>> begin WORKING DATA
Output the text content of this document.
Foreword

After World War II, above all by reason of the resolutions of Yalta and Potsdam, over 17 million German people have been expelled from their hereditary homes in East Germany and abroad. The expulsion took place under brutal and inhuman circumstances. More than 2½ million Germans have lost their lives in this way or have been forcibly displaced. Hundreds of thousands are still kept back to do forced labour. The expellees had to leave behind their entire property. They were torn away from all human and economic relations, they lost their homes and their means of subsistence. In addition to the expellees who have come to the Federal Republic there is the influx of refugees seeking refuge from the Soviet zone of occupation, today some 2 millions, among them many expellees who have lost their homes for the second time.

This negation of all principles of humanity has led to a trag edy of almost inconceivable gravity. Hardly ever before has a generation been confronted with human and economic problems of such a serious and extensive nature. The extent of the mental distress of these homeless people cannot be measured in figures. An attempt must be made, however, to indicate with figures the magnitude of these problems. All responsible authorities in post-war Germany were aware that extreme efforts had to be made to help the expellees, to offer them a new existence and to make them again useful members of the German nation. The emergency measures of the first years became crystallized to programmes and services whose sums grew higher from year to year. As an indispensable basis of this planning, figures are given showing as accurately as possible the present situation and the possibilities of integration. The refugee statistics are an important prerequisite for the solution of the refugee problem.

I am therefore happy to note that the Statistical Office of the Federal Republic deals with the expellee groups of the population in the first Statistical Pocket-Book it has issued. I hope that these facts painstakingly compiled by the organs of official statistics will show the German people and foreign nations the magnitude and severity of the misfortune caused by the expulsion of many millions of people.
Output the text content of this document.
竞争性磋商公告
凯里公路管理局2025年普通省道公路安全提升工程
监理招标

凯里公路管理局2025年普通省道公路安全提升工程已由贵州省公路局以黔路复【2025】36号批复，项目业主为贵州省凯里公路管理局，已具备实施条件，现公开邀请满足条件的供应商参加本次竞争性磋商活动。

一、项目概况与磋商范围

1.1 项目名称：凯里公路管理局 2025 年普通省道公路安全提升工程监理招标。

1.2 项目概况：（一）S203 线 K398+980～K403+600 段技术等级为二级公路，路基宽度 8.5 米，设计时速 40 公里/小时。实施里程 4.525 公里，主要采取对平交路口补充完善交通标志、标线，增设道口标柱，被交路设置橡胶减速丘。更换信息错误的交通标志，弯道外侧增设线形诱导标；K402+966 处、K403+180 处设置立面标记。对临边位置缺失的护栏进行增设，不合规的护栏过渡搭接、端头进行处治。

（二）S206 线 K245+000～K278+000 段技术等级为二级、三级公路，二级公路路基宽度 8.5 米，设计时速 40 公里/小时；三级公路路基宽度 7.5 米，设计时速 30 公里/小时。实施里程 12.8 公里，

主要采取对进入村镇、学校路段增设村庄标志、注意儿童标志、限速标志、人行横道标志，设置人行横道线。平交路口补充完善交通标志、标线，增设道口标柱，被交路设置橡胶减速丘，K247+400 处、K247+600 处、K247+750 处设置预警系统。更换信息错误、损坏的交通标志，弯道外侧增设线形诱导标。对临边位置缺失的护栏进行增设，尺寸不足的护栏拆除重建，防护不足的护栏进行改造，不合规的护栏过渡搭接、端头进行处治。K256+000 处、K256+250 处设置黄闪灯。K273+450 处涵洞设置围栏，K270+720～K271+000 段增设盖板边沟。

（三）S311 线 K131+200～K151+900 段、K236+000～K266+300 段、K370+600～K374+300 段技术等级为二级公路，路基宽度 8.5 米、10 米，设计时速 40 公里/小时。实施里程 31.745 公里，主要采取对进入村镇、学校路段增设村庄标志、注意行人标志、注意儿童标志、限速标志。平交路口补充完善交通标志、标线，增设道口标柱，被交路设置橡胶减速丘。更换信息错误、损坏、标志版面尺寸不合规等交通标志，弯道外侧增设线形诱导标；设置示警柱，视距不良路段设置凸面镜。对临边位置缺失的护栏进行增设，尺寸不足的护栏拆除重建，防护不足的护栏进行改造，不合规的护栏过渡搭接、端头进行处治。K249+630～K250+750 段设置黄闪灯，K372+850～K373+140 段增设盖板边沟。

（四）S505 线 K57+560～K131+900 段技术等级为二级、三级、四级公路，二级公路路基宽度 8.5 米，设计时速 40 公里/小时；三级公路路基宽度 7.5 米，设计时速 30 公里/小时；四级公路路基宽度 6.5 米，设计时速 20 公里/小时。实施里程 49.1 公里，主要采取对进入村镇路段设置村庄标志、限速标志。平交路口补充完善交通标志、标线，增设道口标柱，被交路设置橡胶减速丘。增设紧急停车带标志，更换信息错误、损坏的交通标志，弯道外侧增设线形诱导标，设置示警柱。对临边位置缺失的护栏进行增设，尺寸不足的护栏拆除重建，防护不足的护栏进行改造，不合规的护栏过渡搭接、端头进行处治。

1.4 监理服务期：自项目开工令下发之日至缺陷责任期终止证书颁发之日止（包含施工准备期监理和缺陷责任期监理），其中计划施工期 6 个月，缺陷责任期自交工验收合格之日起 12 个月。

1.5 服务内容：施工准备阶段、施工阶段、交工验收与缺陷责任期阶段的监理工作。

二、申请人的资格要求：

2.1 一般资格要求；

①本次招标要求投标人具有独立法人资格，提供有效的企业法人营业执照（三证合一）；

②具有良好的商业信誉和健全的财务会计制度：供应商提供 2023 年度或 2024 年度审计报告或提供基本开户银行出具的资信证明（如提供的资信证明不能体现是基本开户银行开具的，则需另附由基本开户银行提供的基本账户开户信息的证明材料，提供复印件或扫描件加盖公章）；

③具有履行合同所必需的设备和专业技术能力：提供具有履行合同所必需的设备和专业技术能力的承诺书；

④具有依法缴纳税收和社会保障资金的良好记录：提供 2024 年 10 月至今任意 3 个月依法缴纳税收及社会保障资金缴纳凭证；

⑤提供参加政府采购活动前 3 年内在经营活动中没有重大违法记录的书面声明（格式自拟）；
>> end WORKING DATA
Find all lines with "段增设盖板边沟" in them and copy each one.

**THE SOLUTION**:
主要采取对进入村镇、学校路段增设村庄标志、注意儿童标志、限速标志、人行横道标志，设置人行横道线。平交路口补充完善交通标志、标线，增设道口标柱，被交路设置橡胶减速丘，K247+400 处、K247+600 处、K247+750 处设置预警系统。更换信息错误、损坏的交通标志，弯道外侧增设线形诱导标。对临边位置缺失的护栏进行增设，尺寸不足的护栏拆除重建，防护不足的护栏进行改造，不合规的护栏过渡搭接、端头进行处治。K256+000 处、K256+250 处设置黄闪灯。K273+450 处涵洞设置围栏，K270+720～K271+000 段增设盖板边沟。
（三）S311 线 K131+200～K151+900 段、K236+000～K266+300 段、K370+600～K374+300 段技术等级为二级公路，路基宽度 8.5 米、10 米，设计时速 40 公里/小时。实施里程 31.745 公里，主要采取对进入村镇、学校路段增设村庄标志、注意行人标志、注意儿童标志、限速标志。平交路口补充完善交通标志、标线，增设道口标柱，被交路设置橡胶减速丘。更换信息错误、损坏、标志版面尺寸不合规等交通标志，弯道外侧增设线形诱导标；设置示警柱，视距不良路段设置凸面镜。对临边位置缺失的护栏进行增设，尺寸不足的护栏拆除重建，防护不足的护栏进行改造，不合规的护栏过渡搭接、端头进行处治。K249+630～K250+750 段设置黄闪灯，K372+850～K373+140 段增设盖板边沟。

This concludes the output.